- Set exercise
Find all the lines with "screenshot" and gather them.

- Input data
* BEGIN *

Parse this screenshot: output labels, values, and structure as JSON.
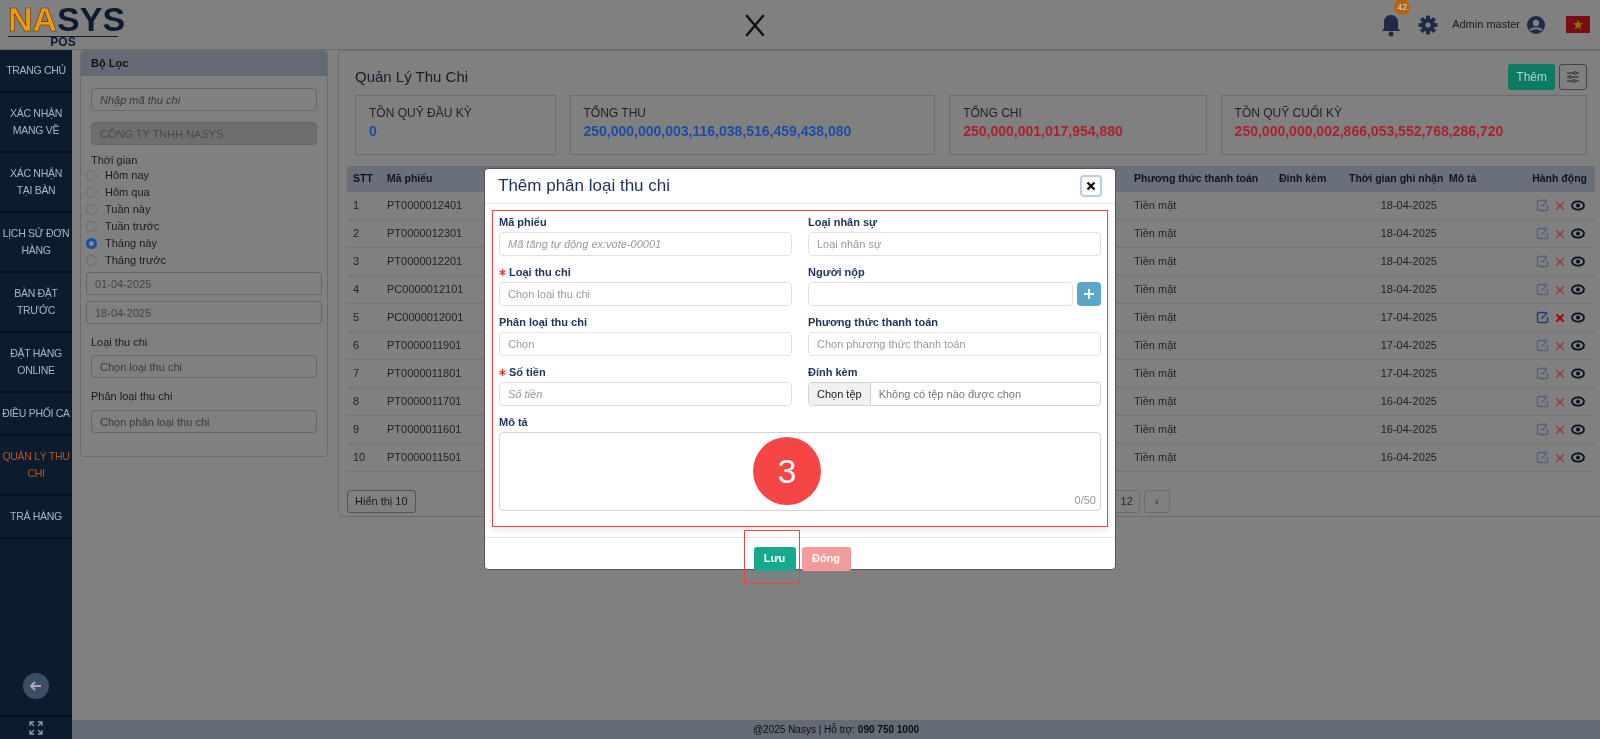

* END *
* BEGIN *

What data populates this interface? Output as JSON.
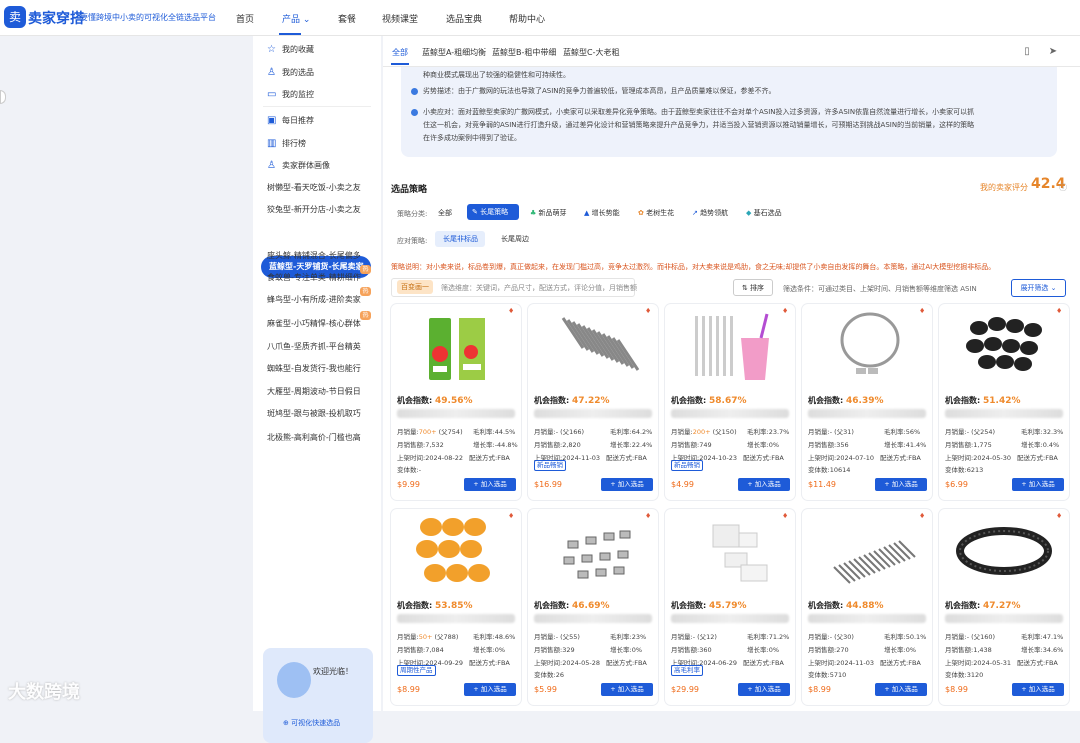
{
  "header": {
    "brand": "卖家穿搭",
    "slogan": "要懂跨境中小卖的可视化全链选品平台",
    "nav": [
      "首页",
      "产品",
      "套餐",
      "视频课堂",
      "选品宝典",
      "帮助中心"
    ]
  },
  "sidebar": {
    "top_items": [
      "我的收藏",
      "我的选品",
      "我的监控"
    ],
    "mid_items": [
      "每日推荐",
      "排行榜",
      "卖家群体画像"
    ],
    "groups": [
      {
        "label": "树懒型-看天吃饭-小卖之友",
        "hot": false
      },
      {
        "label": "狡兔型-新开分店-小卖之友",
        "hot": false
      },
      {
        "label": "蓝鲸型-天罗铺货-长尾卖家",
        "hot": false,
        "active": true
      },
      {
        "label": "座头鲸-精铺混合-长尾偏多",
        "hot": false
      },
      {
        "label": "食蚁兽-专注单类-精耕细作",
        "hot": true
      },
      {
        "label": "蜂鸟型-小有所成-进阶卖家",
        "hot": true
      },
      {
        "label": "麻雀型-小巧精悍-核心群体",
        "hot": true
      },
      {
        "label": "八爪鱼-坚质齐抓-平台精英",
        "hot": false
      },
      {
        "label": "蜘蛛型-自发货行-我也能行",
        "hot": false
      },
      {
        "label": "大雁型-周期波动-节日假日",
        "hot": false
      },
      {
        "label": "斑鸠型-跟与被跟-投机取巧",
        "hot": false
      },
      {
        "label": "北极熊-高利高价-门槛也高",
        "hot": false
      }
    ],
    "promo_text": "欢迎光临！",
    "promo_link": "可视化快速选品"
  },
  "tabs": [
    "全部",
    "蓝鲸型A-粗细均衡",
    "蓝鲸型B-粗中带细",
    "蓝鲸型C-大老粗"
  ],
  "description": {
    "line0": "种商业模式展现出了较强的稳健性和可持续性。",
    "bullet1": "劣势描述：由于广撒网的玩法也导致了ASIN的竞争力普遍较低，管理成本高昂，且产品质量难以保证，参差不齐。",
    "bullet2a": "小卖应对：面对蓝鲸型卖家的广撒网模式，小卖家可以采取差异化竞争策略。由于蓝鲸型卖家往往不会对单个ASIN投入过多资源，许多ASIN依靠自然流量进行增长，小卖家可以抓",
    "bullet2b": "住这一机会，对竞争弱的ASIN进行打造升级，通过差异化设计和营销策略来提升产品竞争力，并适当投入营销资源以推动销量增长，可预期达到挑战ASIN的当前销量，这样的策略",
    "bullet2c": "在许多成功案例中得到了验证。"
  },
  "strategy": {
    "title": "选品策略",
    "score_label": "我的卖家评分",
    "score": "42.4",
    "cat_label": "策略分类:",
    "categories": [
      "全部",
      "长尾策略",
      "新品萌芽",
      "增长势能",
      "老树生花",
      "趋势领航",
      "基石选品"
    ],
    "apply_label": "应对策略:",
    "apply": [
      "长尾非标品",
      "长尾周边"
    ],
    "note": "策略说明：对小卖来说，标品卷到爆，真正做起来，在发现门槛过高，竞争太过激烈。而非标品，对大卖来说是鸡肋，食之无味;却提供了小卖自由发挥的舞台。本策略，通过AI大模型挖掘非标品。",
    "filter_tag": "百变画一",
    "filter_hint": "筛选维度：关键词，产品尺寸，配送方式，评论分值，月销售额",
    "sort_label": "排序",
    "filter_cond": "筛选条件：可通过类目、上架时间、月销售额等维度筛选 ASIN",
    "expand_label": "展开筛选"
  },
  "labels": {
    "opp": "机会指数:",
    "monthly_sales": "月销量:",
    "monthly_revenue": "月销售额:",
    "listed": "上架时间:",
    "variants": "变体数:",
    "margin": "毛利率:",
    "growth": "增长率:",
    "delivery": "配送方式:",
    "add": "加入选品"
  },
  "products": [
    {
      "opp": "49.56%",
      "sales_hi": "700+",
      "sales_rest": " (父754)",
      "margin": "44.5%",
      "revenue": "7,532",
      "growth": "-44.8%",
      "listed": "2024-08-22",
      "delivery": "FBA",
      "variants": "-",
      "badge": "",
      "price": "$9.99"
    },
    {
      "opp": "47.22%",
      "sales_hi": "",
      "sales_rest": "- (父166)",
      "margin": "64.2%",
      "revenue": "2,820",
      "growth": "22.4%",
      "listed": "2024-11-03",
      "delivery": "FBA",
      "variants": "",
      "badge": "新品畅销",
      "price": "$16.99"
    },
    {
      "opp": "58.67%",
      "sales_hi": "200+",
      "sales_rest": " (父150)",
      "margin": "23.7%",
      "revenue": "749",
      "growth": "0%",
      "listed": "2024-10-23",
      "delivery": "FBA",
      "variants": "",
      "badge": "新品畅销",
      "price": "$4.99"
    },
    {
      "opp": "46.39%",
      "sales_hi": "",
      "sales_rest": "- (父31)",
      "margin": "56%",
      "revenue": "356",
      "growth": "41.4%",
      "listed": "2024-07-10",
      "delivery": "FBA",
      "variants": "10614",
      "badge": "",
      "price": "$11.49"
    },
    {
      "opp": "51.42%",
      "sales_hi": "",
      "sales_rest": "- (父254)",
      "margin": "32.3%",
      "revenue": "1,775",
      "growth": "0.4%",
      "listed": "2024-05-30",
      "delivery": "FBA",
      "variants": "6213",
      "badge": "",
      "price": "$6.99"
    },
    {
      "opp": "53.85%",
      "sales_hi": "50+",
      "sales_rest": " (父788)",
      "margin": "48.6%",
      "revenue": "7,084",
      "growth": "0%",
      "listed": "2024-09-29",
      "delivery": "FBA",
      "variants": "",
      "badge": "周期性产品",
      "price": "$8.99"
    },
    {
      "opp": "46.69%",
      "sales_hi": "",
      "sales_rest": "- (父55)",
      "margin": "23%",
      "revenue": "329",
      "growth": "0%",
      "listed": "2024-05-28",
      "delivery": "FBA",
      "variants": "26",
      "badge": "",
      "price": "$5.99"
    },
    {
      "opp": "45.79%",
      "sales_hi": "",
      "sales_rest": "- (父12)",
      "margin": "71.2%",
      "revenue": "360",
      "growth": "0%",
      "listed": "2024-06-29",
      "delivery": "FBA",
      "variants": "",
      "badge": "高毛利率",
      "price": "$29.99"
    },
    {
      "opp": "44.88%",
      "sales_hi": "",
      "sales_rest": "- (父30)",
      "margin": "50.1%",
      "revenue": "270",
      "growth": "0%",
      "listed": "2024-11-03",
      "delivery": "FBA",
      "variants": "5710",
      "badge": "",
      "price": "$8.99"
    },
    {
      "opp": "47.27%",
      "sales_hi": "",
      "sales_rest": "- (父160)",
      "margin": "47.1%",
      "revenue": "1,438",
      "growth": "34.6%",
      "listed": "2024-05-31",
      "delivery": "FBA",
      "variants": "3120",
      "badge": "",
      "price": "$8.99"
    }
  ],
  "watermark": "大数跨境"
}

* END *
* BEGIN *

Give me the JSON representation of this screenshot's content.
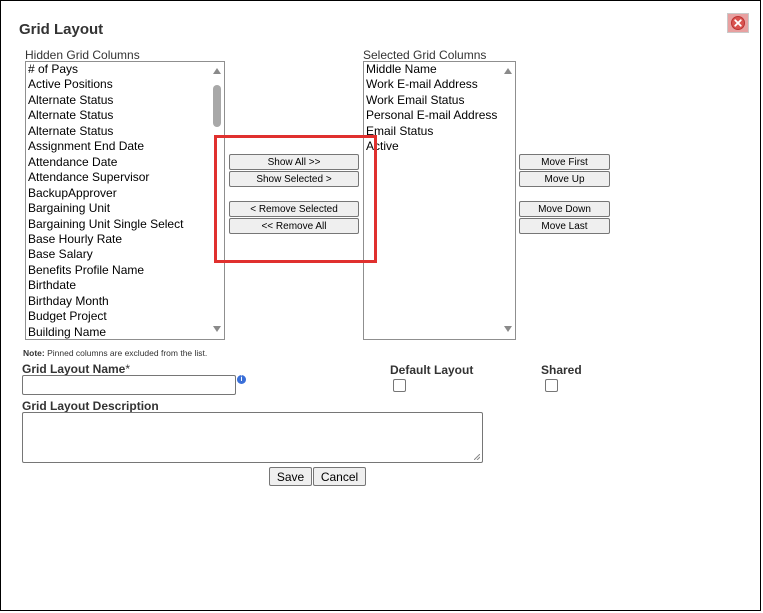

* END *

- Written response
Parse this screenshot: output labels, values, and structure as JSON.
Give me the JSON representation of this screenshot's content.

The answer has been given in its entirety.